Fabio Caponio

Personal information
- Born: 26 March 1999 (age 27) Santeramo in Colle, Italy

Sport
- Country: Italy
- Sport: Badminton

Men's singles & doubles
- Highest ranking: 83 (MS, 17 October 2023) 115 (MD with Matteo Bellucci, 15 June 2017)
- BWF profile

Medal record
Men's badminton
Representing Italy
Mediterranean Games
| Gold medal – first place | 2026 Taranto | Men's singles |
| Bronze medal – third place | 2022 Oran | Men's doubles |

= Fabio Caponio =

Italian badminton player (born 1999)

Fabio Caponio (born 26 March 1999) is an Italian badminton player. He plays for the Italian national team as well as the Italian Air Force.

== Career ==
In 2016, he won the Ethiopia International tournament in the men's doubles event. In 2017, he won the Mauritius International tournament in the men's doubles event.

In 2022, Caponio teamed-up with Giovanni Toti won the bronze medal in the men's doubles at the 2022 Mediterranean Games. In 2023, he won the Peru International. In 2025, Caponio won the men's singles title in the Algeria International tournament.

-*-*-

According to the Fabio Caponio biography, which tournament did he win in men's singles in 2025? The material is not needed for this.

RECORDED INFORMATION:

-*-*-

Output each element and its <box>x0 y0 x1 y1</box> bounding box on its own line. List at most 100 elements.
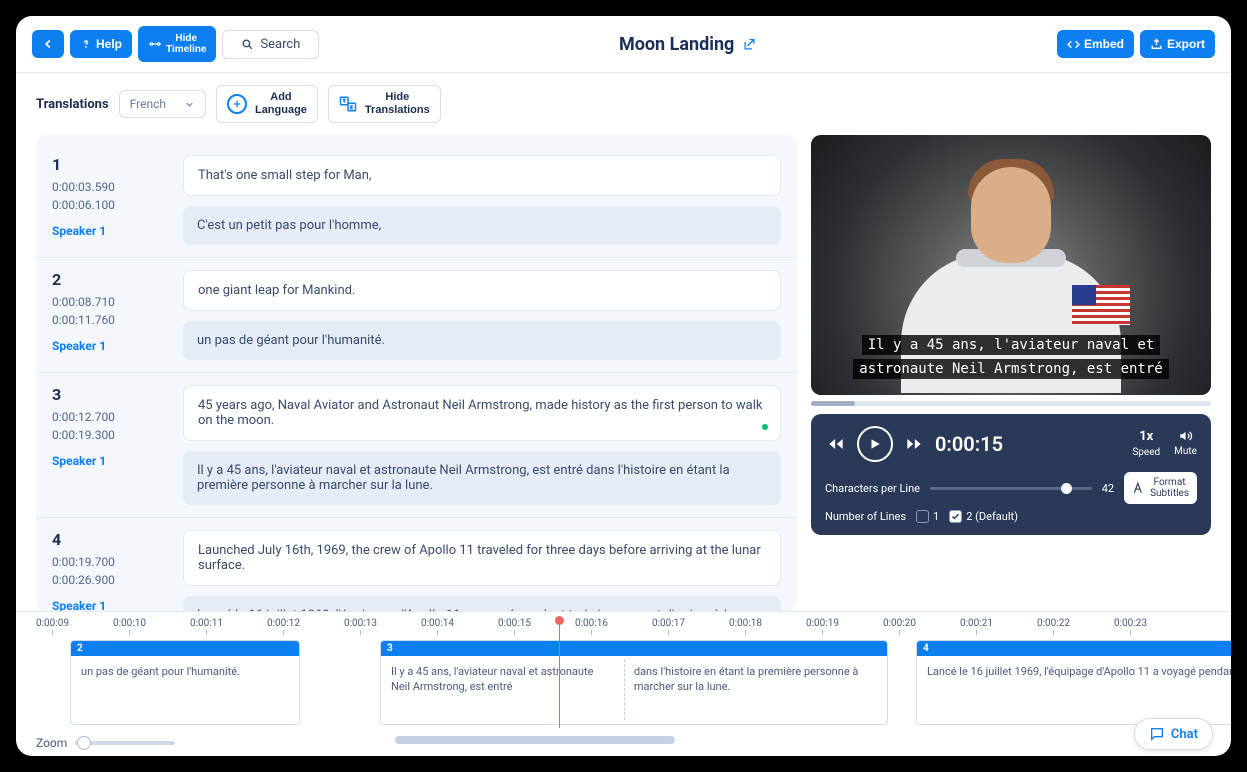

-*-*-

RESPONSE TO THIS TASK: The Algeria International.